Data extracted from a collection
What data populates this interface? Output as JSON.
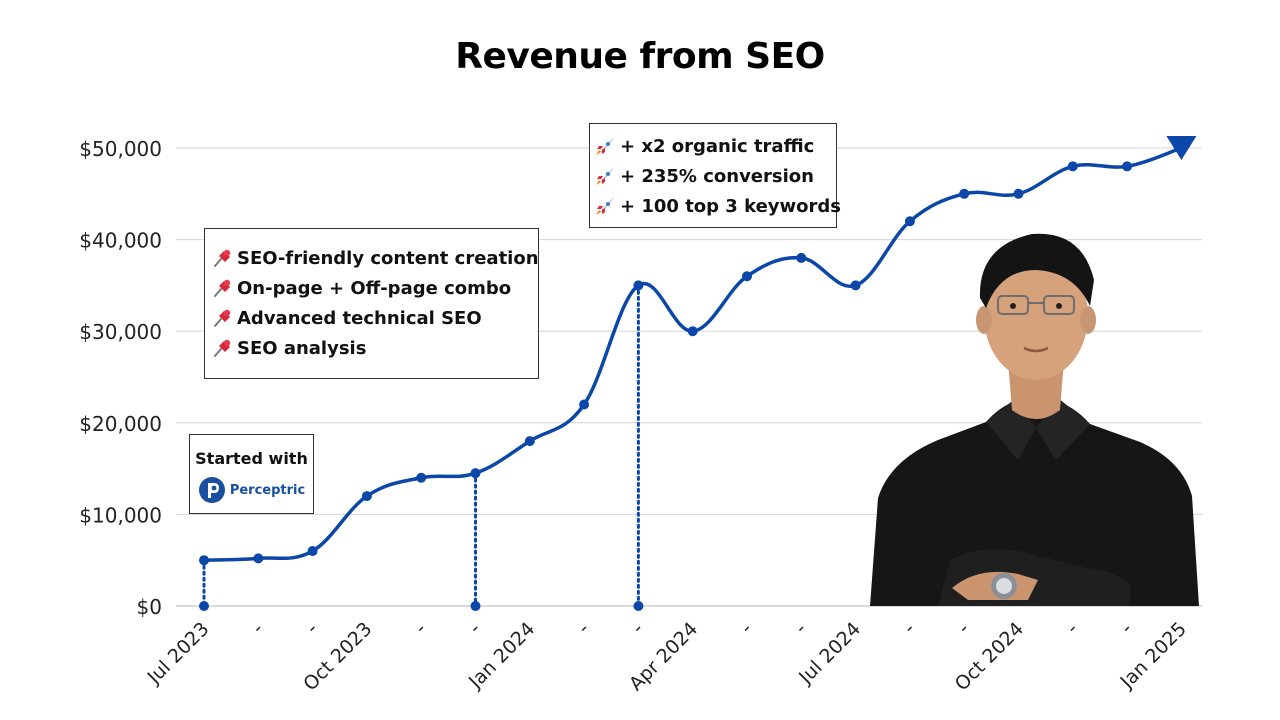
{
  "chart_data": {
    "type": "line",
    "title": "Revenue from SEO",
    "xlabel": "",
    "ylabel": "",
    "ylim": [
      0,
      50000
    ],
    "y_ticks": [
      {
        "value": 0,
        "label": "$0"
      },
      {
        "value": 10000,
        "label": "$10,000"
      },
      {
        "value": 20000,
        "label": "$20,000"
      },
      {
        "value": 30000,
        "label": "$30,000"
      },
      {
        "value": 40000,
        "label": "$40,000"
      },
      {
        "value": 50000,
        "label": "$50,000"
      }
    ],
    "categories": [
      "Jul 2023",
      "-",
      "-",
      "Oct 2023",
      "-",
      "-",
      "Jan 2024",
      "-",
      "-",
      "Apr 2024",
      "-",
      "-",
      "Jul 2024",
      "-",
      "-",
      "Oct 2024",
      "-",
      "-",
      "Jan 2025"
    ],
    "series": [
      {
        "color": "#0b47a8",
        "values": [
          5000,
          5200,
          6000,
          12000,
          14000,
          14500,
          18000,
          22000,
          35000,
          30000,
          36000,
          38000,
          35000,
          42000,
          45000,
          45000,
          48000,
          48000,
          50000
        ]
      }
    ],
    "milestone_indices": [
      0,
      5,
      8
    ],
    "grid": true,
    "line_color": "#0b47a8"
  },
  "annotations": {
    "services": {
      "icon": "pushpin-icon",
      "items": [
        "SEO-friendly content creation",
        "On-page + Off-page combo",
        "Advanced technical SEO",
        "SEO analysis"
      ]
    },
    "results": {
      "icon": "rocket-icon",
      "items": [
        "+ x2 organic traffic",
        "+ 235% conversion",
        "+ 100 top 3 keywords"
      ]
    },
    "start": {
      "label": "Started with",
      "brand": "Perceptric",
      "brand_color": "#1a4fa0"
    }
  }
}
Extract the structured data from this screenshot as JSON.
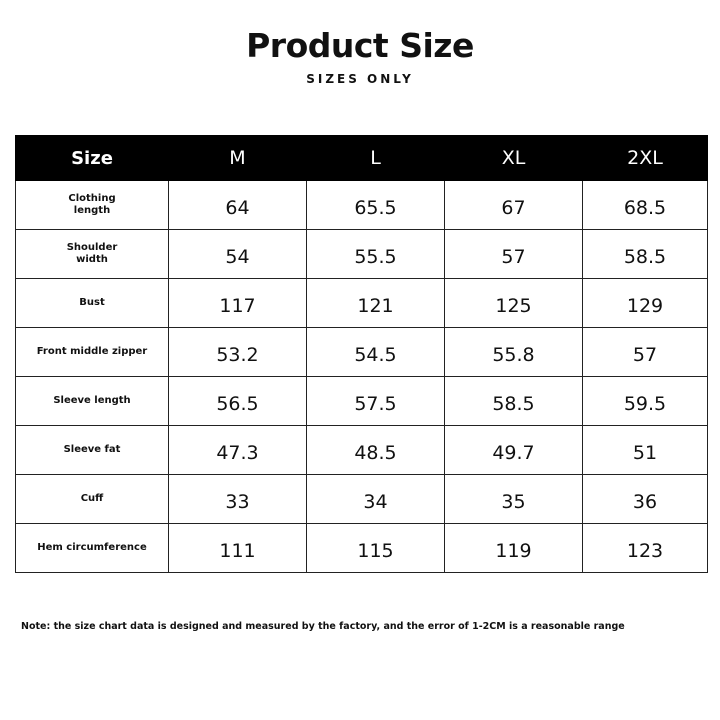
{
  "header": {
    "title": "Product Size",
    "subtitle": "SIZES ONLY"
  },
  "table": {
    "columns": [
      "Size",
      "M",
      "L",
      "XL",
      "2XL"
    ],
    "rows": [
      {
        "label": [
          "Clothing",
          "length"
        ],
        "values": [
          "64",
          "65.5",
          "67",
          "68.5"
        ]
      },
      {
        "label": [
          "Shoulder",
          "width"
        ],
        "values": [
          "54",
          "55.5",
          "57",
          "58.5"
        ]
      },
      {
        "label": [
          "Bust"
        ],
        "values": [
          "117",
          "121",
          "125",
          "129"
        ]
      },
      {
        "label": [
          "Front middle zipper"
        ],
        "values": [
          "53.2",
          "54.5",
          "55.8",
          "57"
        ]
      },
      {
        "label": [
          "Sleeve length"
        ],
        "values": [
          "56.5",
          "57.5",
          "58.5",
          "59.5"
        ]
      },
      {
        "label": [
          "Sleeve fat"
        ],
        "values": [
          "47.3",
          "48.5",
          "49.7",
          "51"
        ]
      },
      {
        "label": [
          "Cuff"
        ],
        "values": [
          "33",
          "34",
          "35",
          "36"
        ]
      },
      {
        "label": [
          "Hem circumference"
        ],
        "values": [
          "111",
          "115",
          "119",
          "123"
        ]
      }
    ]
  },
  "note": "Note: the size chart data is designed and measured by the factory, and the error of 1-2CM is a reasonable range"
}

Exercise objective — Return all the entries word for word, but omit any pictures they contain.

Expected answer —
What data populates this interface? Output as JSON.
{
  "chart_data": {
    "type": "line",
    "title": "Revenue from SEO",
    "xlabel": "",
    "ylabel": "",
    "ylim": [
      0,
      50000
    ],
    "y_ticks": [
      {
        "value": 0,
        "label": "$0"
      },
      {
        "value": 10000,
        "label": "$10,000"
      },
      {
        "value": 20000,
        "label": "$20,000"
      },
      {
        "value": 30000,
        "label": "$30,000"
      },
      {
        "value": 40000,
        "label": "$40,000"
      },
      {
        "value": 50000,
        "label": "$50,000"
      }
    ],
    "categories": [
      "Jul 2023",
      "-",
      "-",
      "Oct 2023",
      "-",
      "-",
      "Jan 2024",
      "-",
      "-",
      "Apr 2024",
      "-",
      "-",
      "Jul 2024",
      "-",
      "-",
      "Oct 2024",
      "-",
      "-",
      "Jan 2025"
    ],
    "series": [
      {
        "color": "#0b47a8",
        "values": [
          5000,
          5200,
          6000,
          12000,
          14000,
          14500,
          18000,
          22000,
          35000,
          30000,
          36000,
          38000,
          35000,
          42000,
          45000,
          45000,
          48000,
          48000,
          50000
        ]
      }
    ],
    "milestone_indices": [
      0,
      5,
      8
    ],
    "grid": true,
    "line_color": "#0b47a8"
  },
  "annotations": {
    "services": {
      "icon": "pushpin-icon",
      "items": [
        "SEO-friendly content creation",
        "On-page + Off-page combo",
        "Advanced technical SEO",
        "SEO analysis"
      ]
    },
    "results": {
      "icon": "rocket-icon",
      "items": [
        "+ x2 organic traffic",
        "+ 235% conversion",
        "+ 100 top 3 keywords"
      ]
    },
    "start": {
      "label": "Started with",
      "brand": "Perceptric",
      "brand_color": "#1a4fa0"
    }
  }
}
Extract the structured data from this screenshot as JSON.
{
  "header": {
    "title": "Product Size",
    "subtitle": "SIZES ONLY"
  },
  "table": {
    "columns": [
      "Size",
      "M",
      "L",
      "XL",
      "2XL"
    ],
    "rows": [
      {
        "label": [
          "Clothing",
          "length"
        ],
        "values": [
          "64",
          "65.5",
          "67",
          "68.5"
        ]
      },
      {
        "label": [
          "Shoulder",
          "width"
        ],
        "values": [
          "54",
          "55.5",
          "57",
          "58.5"
        ]
      },
      {
        "label": [
          "Bust"
        ],
        "values": [
          "117",
          "121",
          "125",
          "129"
        ]
      },
      {
        "label": [
          "Front middle zipper"
        ],
        "values": [
          "53.2",
          "54.5",
          "55.8",
          "57"
        ]
      },
      {
        "label": [
          "Sleeve length"
        ],
        "values": [
          "56.5",
          "57.5",
          "58.5",
          "59.5"
        ]
      },
      {
        "label": [
          "Sleeve fat"
        ],
        "values": [
          "47.3",
          "48.5",
          "49.7",
          "51"
        ]
      },
      {
        "label": [
          "Cuff"
        ],
        "values": [
          "33",
          "34",
          "35",
          "36"
        ]
      },
      {
        "label": [
          "Hem circumference"
        ],
        "values": [
          "111",
          "115",
          "119",
          "123"
        ]
      }
    ]
  },
  "note": "Note: the size chart data is designed and measured by the factory, and the error of 1-2CM is a reasonable range"
}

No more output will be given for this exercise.